• **Records for the exercise**:
--- --- ---
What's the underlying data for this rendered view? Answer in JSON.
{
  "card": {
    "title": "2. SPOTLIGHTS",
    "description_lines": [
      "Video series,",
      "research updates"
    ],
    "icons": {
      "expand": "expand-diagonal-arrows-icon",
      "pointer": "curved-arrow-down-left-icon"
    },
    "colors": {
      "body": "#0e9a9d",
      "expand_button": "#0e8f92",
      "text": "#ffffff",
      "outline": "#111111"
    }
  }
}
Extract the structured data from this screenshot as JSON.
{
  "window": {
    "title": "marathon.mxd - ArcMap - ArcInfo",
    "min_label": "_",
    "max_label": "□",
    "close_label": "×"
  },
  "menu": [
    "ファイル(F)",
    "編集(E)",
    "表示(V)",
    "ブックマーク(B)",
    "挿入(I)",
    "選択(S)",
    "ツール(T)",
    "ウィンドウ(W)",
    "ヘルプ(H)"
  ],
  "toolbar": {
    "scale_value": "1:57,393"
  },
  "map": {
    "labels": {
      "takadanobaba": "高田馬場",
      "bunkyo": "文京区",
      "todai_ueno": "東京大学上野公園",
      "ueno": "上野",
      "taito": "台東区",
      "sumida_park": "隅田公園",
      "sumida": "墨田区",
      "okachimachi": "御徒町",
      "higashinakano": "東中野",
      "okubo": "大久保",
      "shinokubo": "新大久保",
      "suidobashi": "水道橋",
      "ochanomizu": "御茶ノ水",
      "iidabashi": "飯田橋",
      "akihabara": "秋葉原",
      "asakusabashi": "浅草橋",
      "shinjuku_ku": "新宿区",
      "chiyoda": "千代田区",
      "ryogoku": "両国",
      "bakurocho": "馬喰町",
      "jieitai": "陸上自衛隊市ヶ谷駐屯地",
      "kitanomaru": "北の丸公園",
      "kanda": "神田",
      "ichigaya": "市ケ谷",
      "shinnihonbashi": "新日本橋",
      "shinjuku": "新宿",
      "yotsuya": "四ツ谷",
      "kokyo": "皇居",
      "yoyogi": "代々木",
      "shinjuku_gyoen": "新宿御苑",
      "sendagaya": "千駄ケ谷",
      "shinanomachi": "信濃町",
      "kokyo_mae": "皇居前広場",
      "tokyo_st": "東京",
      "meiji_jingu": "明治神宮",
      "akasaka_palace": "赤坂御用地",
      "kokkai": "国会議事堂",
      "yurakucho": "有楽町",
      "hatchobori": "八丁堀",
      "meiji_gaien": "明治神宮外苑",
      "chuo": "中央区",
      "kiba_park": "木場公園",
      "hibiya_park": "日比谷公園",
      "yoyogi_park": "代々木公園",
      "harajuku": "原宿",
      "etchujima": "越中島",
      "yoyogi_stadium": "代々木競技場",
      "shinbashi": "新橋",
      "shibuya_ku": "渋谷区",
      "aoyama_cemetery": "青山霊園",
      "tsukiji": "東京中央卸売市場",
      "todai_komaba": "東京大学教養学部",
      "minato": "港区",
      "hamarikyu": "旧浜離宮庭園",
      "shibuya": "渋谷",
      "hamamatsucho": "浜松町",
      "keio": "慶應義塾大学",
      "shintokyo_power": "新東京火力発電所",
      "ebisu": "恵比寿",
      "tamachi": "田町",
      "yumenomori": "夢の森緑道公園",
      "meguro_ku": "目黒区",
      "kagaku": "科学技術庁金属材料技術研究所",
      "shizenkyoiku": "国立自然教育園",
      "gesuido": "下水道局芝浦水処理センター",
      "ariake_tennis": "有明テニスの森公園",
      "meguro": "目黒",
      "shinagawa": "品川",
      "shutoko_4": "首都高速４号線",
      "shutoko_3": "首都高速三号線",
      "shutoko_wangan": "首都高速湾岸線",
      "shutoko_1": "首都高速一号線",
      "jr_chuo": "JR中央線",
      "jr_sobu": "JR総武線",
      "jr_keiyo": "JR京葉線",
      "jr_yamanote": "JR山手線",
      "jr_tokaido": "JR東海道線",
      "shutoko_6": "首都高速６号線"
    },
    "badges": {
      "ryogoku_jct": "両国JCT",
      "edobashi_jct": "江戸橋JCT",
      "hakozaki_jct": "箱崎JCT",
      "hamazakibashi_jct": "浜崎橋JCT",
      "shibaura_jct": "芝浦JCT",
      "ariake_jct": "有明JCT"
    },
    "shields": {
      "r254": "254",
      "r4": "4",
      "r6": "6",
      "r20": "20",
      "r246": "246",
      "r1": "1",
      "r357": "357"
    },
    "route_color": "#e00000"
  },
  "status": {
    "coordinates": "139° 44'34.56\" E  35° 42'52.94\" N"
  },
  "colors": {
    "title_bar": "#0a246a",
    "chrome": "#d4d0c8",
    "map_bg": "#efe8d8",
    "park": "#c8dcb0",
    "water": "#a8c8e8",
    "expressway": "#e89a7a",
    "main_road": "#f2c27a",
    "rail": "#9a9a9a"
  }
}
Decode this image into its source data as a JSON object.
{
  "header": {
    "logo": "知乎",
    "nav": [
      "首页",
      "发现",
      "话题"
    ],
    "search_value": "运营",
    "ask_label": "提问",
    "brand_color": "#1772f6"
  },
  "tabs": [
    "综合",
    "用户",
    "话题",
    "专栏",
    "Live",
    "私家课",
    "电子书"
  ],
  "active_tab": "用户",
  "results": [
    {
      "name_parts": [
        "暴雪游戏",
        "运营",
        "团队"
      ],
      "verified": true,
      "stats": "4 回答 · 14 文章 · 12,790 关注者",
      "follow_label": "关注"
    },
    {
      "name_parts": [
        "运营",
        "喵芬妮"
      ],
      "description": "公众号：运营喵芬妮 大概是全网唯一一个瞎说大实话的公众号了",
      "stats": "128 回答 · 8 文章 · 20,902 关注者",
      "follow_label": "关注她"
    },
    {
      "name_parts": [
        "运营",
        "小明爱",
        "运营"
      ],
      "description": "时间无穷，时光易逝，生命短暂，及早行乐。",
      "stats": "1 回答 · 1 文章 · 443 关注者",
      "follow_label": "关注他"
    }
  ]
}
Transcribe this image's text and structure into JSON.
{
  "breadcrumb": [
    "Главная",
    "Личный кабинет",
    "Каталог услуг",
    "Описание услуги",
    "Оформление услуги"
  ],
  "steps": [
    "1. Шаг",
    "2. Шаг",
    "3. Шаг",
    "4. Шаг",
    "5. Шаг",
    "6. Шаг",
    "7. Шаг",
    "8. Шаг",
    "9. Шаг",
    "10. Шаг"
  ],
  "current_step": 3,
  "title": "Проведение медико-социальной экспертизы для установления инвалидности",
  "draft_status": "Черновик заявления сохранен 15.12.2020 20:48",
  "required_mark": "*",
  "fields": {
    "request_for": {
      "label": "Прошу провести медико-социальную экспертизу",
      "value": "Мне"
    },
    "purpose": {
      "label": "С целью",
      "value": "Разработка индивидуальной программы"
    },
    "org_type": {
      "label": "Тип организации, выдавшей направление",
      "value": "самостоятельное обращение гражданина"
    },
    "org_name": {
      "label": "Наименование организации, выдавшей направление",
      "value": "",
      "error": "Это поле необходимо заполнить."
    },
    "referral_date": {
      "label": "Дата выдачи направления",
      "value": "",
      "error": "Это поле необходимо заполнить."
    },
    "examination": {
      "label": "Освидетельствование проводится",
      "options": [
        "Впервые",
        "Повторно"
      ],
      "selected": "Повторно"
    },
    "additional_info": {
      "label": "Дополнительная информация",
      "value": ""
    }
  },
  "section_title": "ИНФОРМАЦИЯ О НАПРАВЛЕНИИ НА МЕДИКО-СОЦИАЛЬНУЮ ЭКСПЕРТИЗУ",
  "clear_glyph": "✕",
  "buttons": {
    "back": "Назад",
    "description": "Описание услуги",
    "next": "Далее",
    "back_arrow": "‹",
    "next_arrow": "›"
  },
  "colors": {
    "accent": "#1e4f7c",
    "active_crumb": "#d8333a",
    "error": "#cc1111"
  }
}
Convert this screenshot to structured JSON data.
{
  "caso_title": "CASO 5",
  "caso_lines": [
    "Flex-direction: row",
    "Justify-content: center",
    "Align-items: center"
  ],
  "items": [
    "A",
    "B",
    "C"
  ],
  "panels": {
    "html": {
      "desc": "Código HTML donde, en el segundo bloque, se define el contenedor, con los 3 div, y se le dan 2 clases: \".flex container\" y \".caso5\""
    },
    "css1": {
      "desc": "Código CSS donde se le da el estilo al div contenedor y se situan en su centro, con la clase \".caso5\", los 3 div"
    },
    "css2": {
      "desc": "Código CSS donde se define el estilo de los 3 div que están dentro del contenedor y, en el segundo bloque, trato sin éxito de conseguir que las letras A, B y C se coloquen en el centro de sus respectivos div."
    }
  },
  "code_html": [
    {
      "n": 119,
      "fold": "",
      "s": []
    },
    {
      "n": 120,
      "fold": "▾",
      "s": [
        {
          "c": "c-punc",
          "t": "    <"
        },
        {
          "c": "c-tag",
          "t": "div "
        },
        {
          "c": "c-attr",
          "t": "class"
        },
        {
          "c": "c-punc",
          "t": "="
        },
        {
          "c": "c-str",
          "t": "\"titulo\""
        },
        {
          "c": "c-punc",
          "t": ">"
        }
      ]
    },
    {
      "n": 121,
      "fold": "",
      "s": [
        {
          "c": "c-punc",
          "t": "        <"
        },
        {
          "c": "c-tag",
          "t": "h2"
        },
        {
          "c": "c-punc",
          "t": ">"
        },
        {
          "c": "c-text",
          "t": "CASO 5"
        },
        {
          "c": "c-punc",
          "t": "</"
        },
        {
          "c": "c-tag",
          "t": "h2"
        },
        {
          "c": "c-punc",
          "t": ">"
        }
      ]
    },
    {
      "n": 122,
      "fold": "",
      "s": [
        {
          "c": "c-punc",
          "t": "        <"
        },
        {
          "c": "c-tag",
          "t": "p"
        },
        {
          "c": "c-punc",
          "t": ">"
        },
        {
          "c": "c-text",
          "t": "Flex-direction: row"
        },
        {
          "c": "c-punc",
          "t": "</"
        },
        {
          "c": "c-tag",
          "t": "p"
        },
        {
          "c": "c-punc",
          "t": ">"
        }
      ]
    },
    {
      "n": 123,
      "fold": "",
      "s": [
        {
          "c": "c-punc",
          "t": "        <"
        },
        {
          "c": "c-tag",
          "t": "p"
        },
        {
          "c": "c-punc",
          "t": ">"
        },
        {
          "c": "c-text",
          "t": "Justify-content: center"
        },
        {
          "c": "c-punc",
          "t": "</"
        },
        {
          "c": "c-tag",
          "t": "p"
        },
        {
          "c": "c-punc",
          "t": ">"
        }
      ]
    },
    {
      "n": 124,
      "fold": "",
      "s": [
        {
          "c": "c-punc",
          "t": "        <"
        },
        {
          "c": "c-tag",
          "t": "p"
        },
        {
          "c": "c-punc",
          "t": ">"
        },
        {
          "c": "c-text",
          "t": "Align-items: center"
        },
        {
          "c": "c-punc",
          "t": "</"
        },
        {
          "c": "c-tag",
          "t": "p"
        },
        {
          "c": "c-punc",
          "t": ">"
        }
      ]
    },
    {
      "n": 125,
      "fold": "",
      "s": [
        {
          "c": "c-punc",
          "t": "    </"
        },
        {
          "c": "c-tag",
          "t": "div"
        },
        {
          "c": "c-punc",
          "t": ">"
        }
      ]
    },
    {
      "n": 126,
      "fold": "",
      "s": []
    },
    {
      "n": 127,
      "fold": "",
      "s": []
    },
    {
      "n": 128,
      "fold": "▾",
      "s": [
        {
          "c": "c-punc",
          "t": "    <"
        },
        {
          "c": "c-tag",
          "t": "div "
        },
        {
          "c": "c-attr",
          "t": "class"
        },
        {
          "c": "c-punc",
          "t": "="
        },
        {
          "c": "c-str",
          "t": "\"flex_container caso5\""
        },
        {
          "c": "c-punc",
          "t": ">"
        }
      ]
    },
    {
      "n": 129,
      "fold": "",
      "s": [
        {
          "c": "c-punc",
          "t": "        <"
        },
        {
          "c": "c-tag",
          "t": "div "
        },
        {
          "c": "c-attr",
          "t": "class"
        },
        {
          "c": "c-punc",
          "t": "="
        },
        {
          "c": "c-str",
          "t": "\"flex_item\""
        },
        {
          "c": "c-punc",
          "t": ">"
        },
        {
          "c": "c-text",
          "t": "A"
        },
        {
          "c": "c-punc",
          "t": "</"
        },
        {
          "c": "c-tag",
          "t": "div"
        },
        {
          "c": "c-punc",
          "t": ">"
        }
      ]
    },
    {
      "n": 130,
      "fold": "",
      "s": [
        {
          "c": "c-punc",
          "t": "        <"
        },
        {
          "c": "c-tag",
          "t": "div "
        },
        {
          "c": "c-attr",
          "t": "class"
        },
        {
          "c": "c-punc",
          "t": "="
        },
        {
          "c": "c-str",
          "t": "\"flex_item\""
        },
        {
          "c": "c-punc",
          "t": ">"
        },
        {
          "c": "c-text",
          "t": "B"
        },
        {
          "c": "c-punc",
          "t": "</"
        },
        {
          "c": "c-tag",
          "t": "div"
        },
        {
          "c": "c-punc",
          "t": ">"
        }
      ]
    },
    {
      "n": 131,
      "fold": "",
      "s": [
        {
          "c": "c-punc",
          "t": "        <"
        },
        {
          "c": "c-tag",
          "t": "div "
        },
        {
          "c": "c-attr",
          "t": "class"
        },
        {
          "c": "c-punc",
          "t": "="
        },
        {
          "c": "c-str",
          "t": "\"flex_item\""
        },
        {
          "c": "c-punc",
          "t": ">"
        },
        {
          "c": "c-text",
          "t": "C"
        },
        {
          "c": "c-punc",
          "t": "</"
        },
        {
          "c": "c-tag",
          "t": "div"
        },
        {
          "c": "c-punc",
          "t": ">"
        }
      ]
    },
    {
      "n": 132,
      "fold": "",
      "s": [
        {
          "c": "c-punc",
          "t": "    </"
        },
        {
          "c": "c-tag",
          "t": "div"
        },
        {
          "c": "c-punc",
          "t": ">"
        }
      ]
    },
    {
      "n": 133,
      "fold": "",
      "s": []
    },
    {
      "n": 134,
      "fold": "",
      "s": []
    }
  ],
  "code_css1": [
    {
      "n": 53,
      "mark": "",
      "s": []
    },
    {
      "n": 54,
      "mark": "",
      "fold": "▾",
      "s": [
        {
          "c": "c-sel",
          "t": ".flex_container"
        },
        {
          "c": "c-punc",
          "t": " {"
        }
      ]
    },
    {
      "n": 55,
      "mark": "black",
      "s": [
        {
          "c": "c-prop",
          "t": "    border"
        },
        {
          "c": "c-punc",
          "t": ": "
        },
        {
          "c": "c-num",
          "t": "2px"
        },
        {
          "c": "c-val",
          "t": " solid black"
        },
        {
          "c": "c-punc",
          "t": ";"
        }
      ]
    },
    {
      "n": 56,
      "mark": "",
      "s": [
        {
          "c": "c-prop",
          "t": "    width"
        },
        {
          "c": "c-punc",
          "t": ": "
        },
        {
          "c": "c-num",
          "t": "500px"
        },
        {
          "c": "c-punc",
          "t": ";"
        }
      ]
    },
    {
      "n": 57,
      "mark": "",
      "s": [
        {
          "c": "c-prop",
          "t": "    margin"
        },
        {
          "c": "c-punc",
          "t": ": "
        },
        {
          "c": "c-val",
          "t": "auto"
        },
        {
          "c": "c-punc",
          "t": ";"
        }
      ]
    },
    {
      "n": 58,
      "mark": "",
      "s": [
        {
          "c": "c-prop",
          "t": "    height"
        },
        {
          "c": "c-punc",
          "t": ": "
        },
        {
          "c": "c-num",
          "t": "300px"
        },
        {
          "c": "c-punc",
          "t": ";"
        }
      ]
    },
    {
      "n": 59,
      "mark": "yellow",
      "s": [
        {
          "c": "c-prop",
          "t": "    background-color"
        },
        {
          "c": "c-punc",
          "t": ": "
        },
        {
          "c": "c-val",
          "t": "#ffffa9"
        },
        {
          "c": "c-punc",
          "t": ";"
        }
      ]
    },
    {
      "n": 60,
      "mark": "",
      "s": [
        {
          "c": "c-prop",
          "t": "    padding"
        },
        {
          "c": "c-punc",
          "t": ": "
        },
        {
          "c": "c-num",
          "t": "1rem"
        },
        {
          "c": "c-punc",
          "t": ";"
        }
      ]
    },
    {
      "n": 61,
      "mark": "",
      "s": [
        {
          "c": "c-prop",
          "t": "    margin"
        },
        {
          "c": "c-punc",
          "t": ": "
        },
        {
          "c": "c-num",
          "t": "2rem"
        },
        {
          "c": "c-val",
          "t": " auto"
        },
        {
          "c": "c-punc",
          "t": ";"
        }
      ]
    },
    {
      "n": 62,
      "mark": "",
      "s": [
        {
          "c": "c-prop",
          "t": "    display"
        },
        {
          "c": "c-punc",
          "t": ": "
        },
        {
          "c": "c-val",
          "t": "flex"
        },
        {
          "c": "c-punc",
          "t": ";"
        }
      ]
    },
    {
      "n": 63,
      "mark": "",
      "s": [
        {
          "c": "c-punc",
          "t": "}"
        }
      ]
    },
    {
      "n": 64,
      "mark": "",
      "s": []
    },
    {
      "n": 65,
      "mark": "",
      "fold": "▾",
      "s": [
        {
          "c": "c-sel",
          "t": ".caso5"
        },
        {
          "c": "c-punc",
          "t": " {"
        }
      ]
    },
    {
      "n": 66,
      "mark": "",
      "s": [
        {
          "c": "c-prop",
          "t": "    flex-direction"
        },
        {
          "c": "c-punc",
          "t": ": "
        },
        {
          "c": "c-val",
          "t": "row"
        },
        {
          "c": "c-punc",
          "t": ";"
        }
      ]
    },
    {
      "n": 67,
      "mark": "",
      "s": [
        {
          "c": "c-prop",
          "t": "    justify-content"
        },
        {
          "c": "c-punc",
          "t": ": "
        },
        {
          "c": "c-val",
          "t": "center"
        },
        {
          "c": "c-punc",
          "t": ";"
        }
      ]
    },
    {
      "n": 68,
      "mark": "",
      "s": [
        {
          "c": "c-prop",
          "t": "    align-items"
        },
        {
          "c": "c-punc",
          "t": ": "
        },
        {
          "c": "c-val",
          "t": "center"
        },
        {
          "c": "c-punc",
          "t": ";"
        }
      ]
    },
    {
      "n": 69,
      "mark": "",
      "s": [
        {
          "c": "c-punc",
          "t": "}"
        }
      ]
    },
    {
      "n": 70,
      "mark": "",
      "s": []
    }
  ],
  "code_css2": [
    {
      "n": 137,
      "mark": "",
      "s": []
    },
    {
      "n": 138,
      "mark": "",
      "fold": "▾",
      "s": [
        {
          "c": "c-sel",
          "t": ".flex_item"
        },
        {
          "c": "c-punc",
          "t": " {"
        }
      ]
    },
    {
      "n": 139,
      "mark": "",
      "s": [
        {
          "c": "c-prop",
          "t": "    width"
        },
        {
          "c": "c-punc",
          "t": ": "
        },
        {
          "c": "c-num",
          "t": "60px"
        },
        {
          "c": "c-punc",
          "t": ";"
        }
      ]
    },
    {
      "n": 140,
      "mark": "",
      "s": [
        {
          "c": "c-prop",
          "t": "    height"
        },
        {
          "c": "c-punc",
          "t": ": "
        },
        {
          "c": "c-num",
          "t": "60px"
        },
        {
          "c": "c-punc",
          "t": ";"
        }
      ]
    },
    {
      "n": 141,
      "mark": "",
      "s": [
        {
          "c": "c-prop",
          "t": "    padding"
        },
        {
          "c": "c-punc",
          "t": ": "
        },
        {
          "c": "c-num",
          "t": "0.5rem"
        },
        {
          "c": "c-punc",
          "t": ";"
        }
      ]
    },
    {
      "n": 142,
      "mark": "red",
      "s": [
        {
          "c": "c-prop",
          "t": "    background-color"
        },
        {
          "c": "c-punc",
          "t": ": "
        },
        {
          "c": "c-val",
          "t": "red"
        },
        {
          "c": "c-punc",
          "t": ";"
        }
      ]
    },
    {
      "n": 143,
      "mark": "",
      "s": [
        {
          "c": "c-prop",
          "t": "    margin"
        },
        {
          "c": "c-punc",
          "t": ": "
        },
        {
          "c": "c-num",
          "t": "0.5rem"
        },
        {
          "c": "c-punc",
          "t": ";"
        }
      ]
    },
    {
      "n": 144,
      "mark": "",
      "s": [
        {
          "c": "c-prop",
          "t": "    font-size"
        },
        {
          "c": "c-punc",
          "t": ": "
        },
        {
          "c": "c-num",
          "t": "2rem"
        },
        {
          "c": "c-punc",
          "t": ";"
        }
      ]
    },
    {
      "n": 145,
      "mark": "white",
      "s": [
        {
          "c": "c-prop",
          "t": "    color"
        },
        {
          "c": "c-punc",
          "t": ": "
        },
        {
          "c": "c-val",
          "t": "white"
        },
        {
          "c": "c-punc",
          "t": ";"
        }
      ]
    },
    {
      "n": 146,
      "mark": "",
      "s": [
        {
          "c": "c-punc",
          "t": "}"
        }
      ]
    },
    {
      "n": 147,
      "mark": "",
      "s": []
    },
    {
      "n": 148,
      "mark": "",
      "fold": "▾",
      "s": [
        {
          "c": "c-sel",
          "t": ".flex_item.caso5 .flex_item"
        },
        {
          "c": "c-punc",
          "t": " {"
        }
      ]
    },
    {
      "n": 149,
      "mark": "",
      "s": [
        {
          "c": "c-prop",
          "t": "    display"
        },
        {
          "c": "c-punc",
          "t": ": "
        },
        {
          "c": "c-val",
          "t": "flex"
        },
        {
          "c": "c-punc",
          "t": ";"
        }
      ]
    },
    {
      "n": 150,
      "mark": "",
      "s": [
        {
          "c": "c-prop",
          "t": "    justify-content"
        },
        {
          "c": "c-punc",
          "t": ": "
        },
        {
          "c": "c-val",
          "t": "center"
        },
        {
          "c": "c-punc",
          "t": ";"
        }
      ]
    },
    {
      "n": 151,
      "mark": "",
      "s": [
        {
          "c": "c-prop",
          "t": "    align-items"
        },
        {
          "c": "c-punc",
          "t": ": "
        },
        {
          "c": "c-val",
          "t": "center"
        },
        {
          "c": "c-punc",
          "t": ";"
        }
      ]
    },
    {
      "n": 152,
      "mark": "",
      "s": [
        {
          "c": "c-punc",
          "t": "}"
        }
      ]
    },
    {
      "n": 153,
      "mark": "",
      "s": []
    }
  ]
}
--- --- ---
• **Problem description**: Pick out each line above that includes "structured" and show it.

• **Full output**:
Extract the structured data from this screenshot as JSON.
Convert this screenshot to structured JSON data.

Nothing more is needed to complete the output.